## PROBLEM TO SOLVE
Restate the entries below word for word, omitting nothing.

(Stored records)
- - - - -
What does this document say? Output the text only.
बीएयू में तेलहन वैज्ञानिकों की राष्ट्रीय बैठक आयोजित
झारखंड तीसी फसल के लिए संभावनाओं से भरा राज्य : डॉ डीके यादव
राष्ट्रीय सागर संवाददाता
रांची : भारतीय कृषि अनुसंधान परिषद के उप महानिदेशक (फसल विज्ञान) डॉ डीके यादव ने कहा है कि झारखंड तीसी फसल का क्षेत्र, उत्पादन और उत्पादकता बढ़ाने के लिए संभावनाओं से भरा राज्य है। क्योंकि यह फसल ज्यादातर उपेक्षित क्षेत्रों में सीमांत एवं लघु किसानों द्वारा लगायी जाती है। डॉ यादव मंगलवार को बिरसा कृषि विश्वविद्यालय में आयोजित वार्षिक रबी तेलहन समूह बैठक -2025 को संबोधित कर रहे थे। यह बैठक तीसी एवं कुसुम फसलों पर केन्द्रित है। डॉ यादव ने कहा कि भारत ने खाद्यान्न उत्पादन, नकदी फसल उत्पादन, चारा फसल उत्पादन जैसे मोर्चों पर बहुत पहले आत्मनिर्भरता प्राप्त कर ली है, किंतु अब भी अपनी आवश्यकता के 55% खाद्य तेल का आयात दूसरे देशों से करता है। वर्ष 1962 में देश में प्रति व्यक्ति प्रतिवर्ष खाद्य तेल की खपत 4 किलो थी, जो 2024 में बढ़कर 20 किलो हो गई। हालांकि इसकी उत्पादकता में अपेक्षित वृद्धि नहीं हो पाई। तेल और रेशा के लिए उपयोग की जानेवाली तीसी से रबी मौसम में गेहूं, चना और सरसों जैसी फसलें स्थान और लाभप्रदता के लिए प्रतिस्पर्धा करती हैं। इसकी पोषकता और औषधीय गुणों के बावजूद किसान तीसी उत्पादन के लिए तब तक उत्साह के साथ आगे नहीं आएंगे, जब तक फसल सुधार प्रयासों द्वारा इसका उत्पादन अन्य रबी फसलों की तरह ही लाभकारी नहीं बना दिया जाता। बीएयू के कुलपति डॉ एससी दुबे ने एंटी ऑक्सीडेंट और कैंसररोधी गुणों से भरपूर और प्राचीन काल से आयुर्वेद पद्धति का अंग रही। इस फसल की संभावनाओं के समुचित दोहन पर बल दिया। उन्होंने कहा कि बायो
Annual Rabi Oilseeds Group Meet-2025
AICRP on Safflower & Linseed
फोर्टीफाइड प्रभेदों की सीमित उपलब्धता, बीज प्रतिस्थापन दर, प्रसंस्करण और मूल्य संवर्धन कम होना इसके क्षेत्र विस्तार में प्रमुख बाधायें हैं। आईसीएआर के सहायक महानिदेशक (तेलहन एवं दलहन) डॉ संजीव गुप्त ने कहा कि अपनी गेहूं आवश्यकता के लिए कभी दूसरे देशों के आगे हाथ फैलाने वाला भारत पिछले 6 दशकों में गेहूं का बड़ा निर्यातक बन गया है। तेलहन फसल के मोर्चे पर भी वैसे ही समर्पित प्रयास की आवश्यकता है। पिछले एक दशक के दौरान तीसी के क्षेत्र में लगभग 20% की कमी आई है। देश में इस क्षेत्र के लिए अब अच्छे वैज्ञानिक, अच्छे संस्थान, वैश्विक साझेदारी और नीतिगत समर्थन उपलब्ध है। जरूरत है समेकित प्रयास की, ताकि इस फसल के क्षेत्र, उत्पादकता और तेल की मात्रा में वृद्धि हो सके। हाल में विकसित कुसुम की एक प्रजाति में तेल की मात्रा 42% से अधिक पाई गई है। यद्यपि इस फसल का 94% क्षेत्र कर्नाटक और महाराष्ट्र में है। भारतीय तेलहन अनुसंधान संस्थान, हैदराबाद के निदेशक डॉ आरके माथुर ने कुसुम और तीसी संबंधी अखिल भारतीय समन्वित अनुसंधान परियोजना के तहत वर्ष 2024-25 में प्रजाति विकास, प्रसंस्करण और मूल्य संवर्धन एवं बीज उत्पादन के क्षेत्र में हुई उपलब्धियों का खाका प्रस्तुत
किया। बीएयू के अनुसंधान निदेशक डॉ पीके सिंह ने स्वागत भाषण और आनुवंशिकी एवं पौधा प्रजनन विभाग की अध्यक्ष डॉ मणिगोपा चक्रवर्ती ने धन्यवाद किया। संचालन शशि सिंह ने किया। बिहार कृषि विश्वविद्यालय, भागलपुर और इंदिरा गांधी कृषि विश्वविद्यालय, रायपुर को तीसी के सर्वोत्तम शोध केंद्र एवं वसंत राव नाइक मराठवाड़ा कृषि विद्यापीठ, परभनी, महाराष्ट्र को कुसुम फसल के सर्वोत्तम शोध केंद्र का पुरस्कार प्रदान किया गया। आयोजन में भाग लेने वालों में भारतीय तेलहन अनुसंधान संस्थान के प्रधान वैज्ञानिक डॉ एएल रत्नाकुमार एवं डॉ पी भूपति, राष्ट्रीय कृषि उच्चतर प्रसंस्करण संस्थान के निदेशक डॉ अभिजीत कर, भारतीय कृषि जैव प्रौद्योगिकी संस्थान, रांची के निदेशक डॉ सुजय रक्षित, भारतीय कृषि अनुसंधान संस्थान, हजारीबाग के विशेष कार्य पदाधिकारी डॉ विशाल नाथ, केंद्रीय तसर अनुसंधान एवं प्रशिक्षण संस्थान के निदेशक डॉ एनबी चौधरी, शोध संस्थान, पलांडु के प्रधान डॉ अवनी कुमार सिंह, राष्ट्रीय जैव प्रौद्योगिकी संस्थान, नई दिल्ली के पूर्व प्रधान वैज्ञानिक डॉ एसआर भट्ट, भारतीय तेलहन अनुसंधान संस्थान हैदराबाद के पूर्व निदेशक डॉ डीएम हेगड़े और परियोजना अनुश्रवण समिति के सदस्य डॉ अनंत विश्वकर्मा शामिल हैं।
- - - - -
## SOLUTION
What does this document say? Output the text only.
बीएयू में तेलहन वैज्ञानिकों की राष्ट्रीय बैठक आयोजित
झारखंड तीसी फसल के लिए संभावनाओं से भरा राज्य : डॉ डीके यादव
राष्ट्रीय सागर संवाददाता
रांची : भारतीय कृषि अनुसंधान परिषद के उप महानिदेशक (फसल विज्ञान) डॉ डीके यादव ने कहा है कि झारखंड तीसी फसल का क्षेत्र, उत्पादन और उत्पादकता बढ़ाने के लिए संभावनाओं से भरा राज्य है। क्योंकि यह फसल ज्यादातर उपेक्षित क्षेत्रों में सीमांत एवं लघु किसानों द्वारा लगायी जाती है। डॉ यादव मंगलवार को बिरसा कृषि विश्वविद्यालय में आयोजित वार्षिक रबी तेलहन समूह बैठक -2025 को संबोधित कर रहे थे। यह बैठक तीसी एवं कुसुम फसलों पर केन्द्रित है। डॉ यादव ने कहा कि भारत ने खाद्यान्न उत्पादन, नकदी फसल उत्पादन, चारा फसल उत्पादन जैसे मोर्चों पर बहुत पहले आत्मनिर्भरता प्राप्त कर ली है, किंतु अब भी अपनी आवश्यकता के 55% खाद्य तेल का आयात दूसरे देशों से करता है। वर्ष 1962 में देश में प्रति व्यक्ति प्रतिवर्ष खाद्य तेल की खपत 4 किलो थी, जो 2024 में बढ़कर 20 किलो हो गई। हालांकि इसकी उत्पादकता में अपेक्षित वृद्धि नहीं हो पाई। तेल और रेशा के लिए उपयोग की जानेवाली तीसी से रबी मौसम में गेहूं, चना और सरसों जैसी फसलें स्थान और लाभप्रदता के लिए प्रतिस्पर्धा करती हैं। इसकी पोषकता और औषधीय गुणों के बावजूद किसान तीसी उत्पादन के लिए तब तक उत्साह के साथ आगे नहीं आएंगे, जब तक फसल सुधार प्रयासों द्वारा इसका उत्पादन अन्य रबी फसलों की तरह ही लाभकारी नहीं बना दिया जाता। बीएयू के कुलपति डॉ एससी दुबे ने एंटी ऑक्सीडेंट और कैंसररोधी गुणों से भरपूर और प्राचीन काल से आयुर्वेद पद्धति का अंग रही। इस फसल की संभावनाओं के समुचित दोहन पर बल दिया। उन्होंने कहा कि बायो
Annual Rabi Oilseeds Group Meet-2025
AICRP on Safflower & Linseed
फोर्टीफाइड प्रभेदों की सीमित उपलब्धता, बीज प्रतिस्थापन दर, प्रसंस्करण और मूल्य संवर्धन कम होना इसके क्षेत्र विस्तार में प्रमुख बाधायें हैं। आईसीएआर के सहायक महानिदेशक (तेलहन एवं दलहन) डॉ संजीव गुप्त ने कहा कि अपनी गेहूं आवश्यकता के लिए कभी दूसरे देशों के आगे हाथ फैलाने वाला भारत पिछले 6 दशकों में गेहूं का बड़ा निर्यातक बन गया है। तेलहन फसल के मोर्चे पर भी वैसे ही समर्पित प्रयास की आवश्यकता है। पिछले एक दशक के दौरान तीसी के क्षेत्र में लगभग 20% की कमी आई है। देश में इस क्षेत्र के लिए अब अच्छे वैज्ञानिक, अच्छे संस्थान, वैश्विक साझेदारी और नीतिगत समर्थन उपलब्ध है। जरूरत है समेकित प्रयास की, ताकि इस फसल के क्षेत्र, उत्पादकता और तेल की मात्रा में वृद्धि हो सके। हाल में विकसित कुसुम की एक प्रजाति में तेल की मात्रा 42% से अधिक पाई गई है। यद्यपि इस फसल का 94% क्षेत्र कर्नाटक और महाराष्ट्र में है। भारतीय तेलहन अनुसंधान संस्थान, हैदराबाद के निदेशक डॉ आरके माथुर ने कुसुम और तीसी संबंधी अखिल भारतीय समन्वित अनुसंधान परियोजना के तहत वर्ष 2024-25 में प्रजाति विकास, प्रसंस्करण और मूल्य संवर्धन एवं बीज उत्पादन के क्षेत्र में हुई उपलब्धियों का खाका प्रस्तुत
किया। बीएयू के अनुसंधान निदेशक डॉ पीके सिंह ने स्वागत भाषण और आनुवंशिकी एवं पौधा प्रजनन विभाग की अध्यक्ष डॉ मणिगोपा चक्रवर्ती ने धन्यवाद किया। संचालन शशि सिंह ने किया। बिहार कृषि विश्वविद्यालय, भागलपुर और इंदिरा गांधी कृषि विश्वविद्यालय, रायपुर को तीसी के सर्वोत्तम शोध केंद्र एवं वसंत राव नाइक मराठवाड़ा कृषि विद्यापीठ, परभनी, महाराष्ट्र को कुसुम फसल के सर्वोत्तम शोध केंद्र का पुरस्कार प्रदान किया गया। आयोजन में भाग लेने वालों में भारतीय तेलहन अनुसंधान संस्थान के प्रधान वैज्ञानिक डॉ एएल रत्नाकुमार एवं डॉ पी भूपति, राष्ट्रीय कृषि उच्चतर प्रसंस्करण संस्थान के निदेशक डॉ अभिजीत कर, भारतीय कृषि जैव प्रौद्योगिकी संस्थान, रांची के निदेशक डॉ सुजय रक्षित, भारतीय कृषि अनुसंधान संस्थान, हजारीबाग के विशेष कार्य पदाधिकारी डॉ विशाल नाथ, केंद्रीय तसर अनुसंधान एवं प्रशिक्षण संस्थान के निदेशक डॉ एनबी चौधरी, शोध संस्थान, पलांडु के प्रधान डॉ अवनी कुमार सिंह, राष्ट्रीय जैव प्रौद्योगिकी संस्थान, नई दिल्ली के पूर्व प्रधान वैज्ञानिक डॉ एसआर भट्ट, भारतीय तेलहन अनुसंधान संस्थान हैदराबाद के पूर्व निदेशक डॉ डीएम हेगड़े और परियोजना अनुश्रवण समिति के सदस्य डॉ अनंत विश्वकर्मा शामिल हैं।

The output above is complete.